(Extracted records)

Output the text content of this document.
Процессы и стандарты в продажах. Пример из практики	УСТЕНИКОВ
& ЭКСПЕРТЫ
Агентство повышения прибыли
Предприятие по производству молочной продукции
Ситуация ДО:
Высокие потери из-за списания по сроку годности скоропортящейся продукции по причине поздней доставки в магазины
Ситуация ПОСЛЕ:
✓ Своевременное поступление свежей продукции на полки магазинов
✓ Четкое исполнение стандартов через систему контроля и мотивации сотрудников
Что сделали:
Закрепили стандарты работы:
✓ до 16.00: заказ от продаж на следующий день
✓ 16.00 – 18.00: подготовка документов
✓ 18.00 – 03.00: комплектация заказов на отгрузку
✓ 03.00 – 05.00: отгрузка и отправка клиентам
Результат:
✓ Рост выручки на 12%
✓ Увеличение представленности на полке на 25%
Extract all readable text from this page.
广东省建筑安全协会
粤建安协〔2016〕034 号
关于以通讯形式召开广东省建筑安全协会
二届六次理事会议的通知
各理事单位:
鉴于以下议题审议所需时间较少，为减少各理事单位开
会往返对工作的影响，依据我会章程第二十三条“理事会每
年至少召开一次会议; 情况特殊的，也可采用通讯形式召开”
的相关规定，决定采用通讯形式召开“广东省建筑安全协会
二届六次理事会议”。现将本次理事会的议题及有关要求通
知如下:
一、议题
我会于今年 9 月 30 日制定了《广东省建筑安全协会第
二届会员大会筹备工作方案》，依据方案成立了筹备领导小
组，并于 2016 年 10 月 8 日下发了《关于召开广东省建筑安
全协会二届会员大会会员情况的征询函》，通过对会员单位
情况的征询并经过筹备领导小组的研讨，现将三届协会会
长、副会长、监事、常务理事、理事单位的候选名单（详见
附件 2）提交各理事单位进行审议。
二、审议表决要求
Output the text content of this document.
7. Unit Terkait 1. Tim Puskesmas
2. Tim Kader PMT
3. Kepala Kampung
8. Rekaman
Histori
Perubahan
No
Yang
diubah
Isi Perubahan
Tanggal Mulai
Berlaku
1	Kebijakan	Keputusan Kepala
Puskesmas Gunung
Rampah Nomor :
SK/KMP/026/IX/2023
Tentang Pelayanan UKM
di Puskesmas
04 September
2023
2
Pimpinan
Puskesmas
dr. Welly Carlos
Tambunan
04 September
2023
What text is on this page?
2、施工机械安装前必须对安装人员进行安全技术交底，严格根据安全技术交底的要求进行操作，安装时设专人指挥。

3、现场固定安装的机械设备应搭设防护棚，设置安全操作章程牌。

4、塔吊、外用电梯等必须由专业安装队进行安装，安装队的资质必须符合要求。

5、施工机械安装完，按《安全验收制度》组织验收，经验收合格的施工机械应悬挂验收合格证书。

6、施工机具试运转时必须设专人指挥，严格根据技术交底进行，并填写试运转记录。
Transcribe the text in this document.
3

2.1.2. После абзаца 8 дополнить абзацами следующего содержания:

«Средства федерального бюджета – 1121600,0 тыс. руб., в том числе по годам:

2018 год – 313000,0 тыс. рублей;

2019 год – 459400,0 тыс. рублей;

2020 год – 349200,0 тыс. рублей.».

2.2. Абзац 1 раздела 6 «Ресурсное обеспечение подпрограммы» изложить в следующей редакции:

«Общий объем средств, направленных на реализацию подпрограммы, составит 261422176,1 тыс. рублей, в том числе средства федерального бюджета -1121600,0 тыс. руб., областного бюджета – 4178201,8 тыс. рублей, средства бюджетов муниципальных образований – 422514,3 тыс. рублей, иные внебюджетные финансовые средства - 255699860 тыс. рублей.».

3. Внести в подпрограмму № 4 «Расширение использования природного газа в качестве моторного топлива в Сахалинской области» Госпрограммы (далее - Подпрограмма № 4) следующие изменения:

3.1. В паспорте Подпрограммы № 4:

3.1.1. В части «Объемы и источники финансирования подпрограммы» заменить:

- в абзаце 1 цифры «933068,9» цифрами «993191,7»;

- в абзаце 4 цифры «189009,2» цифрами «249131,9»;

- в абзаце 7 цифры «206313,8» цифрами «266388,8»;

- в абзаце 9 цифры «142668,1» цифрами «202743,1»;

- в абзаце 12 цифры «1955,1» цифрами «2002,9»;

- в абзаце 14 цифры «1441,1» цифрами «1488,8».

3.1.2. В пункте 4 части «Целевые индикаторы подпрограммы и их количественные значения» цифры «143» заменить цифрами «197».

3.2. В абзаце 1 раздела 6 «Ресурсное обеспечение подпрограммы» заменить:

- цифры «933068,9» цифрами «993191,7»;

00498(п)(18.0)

▸ What the exercise asks
Retype the entries one by one, exactly.

▸ Problem solution
Output the text content of this document.
Процессы и стандарты в продажах. Пример из практики	УСТЕНИКОВ
& ЭКСПЕРТЫ
Агентство повышения прибыли
Предприятие по производству молочной продукции
Ситуация ДО:
Высокие потери из-за списания по сроку годности скоропортящейся продукции по причине поздней доставки в магазины
Ситуация ПОСЛЕ:
✓ Своевременное поступление свежей продукции на полки магазинов
✓ Четкое исполнение стандартов через систему контроля и мотивации сотрудников
Что сделали:
Закрепили стандарты работы:
✓ до 16.00: заказ от продаж на следующий день
✓ 16.00 – 18.00: подготовка документов
✓ 18.00 – 03.00: комплектация заказов на отгрузку
✓ 03.00 – 05.00: отгрузка и отправка клиентам
Результат:
✓ Рост выручки на 12%
✓ Увеличение представленности на полке на 25%
Extract all readable text from this page.
广东省建筑安全协会
粤建安协〔2016〕034 号
关于以通讯形式召开广东省建筑安全协会
二届六次理事会议的通知
各理事单位:
鉴于以下议题审议所需时间较少，为减少各理事单位开
会往返对工作的影响，依据我会章程第二十三条“理事会每
年至少召开一次会议; 情况特殊的，也可采用通讯形式召开”
的相关规定，决定采用通讯形式召开“广东省建筑安全协会
二届六次理事会议”。现将本次理事会的议题及有关要求通
知如下:
一、议题
我会于今年 9 月 30 日制定了《广东省建筑安全协会第
二届会员大会筹备工作方案》，依据方案成立了筹备领导小
组，并于 2016 年 10 月 8 日下发了《关于召开广东省建筑安
全协会二届会员大会会员情况的征询函》，通过对会员单位
情况的征询并经过筹备领导小组的研讨，现将三届协会会
长、副会长、监事、常务理事、理事单位的候选名单（详见
附件 2）提交各理事单位进行审议。
二、审议表决要求
Output the text content of this document.
7. Unit Terkait 1. Tim Puskesmas
2. Tim Kader PMT
3. Kepala Kampung
8. Rekaman
Histori
Perubahan
No
Yang
diubah
Isi Perubahan
Tanggal Mulai
Berlaku
1	Kebijakan	Keputusan Kepala
Puskesmas Gunung
Rampah Nomor :
SK/KMP/026/IX/2023
Tentang Pelayanan UKM
di Puskesmas
04 September
2023
2
Pimpinan
Puskesmas
dr. Welly Carlos
Tambunan
04 September
2023
What text is on this page?
2、施工机械安装前必须对安装人员进行安全技术交底，严格根据安全技术交底的要求进行操作，安装时设专人指挥。

3、现场固定安装的机械设备应搭设防护棚，设置安全操作章程牌。

4、塔吊、外用电梯等必须由专业安装队进行安装，安装队的资质必须符合要求。

5、施工机械安装完，按《安全验收制度》组织验收，经验收合格的施工机械应悬挂验收合格证书。

6、施工机具试运转时必须设专人指挥，严格根据技术交底进行，并填写试运转记录。
Transcribe the text in this document.
3

2.1.2. После абзаца 8 дополнить абзацами следующего содержания:

«Средства федерального бюджета – 1121600,0 тыс. руб., в том числе по годам:

2018 год – 313000,0 тыс. рублей;

2019 год – 459400,0 тыс. рублей;

2020 год – 349200,0 тыс. рублей.».

2.2. Абзац 1 раздела 6 «Ресурсное обеспечение подпрограммы» изложить в следующей редакции:

«Общий объем средств, направленных на реализацию подпрограммы, составит 261422176,1 тыс. рублей, в том числе средства федерального бюджета -1121600,0 тыс. руб., областного бюджета – 4178201,8 тыс. рублей, средства бюджетов муниципальных образований – 422514,3 тыс. рублей, иные внебюджетные финансовые средства - 255699860 тыс. рублей.».

3. Внести в подпрограмму № 4 «Расширение использования природного газа в качестве моторного топлива в Сахалинской области» Госпрограммы (далее - Подпрограмма № 4) следующие изменения:

3.1. В паспорте Подпрограммы № 4:

3.1.1. В части «Объемы и источники финансирования подпрограммы» заменить:

- в абзаце 1 цифры «933068,9» цифрами «993191,7»;

- в абзаце 4 цифры «189009,2» цифрами «249131,9»;

- в абзаце 7 цифры «206313,8» цифрами «266388,8»;

- в абзаце 9 цифры «142668,1» цифрами «202743,1»;

- в абзаце 12 цифры «1955,1» цифрами «2002,9»;

- в абзаце 14 цифры «1441,1» цифрами «1488,8».

3.1.2. В пункте 4 части «Целевые индикаторы подпрограммы и их количественные значения» цифры «143» заменить цифрами «197».

3.2. В абзаце 1 раздела 6 «Ресурсное обеспечение подпрограммы» заменить:

- цифры «933068,9» цифрами «993191,7»;

00498(п)(18.0)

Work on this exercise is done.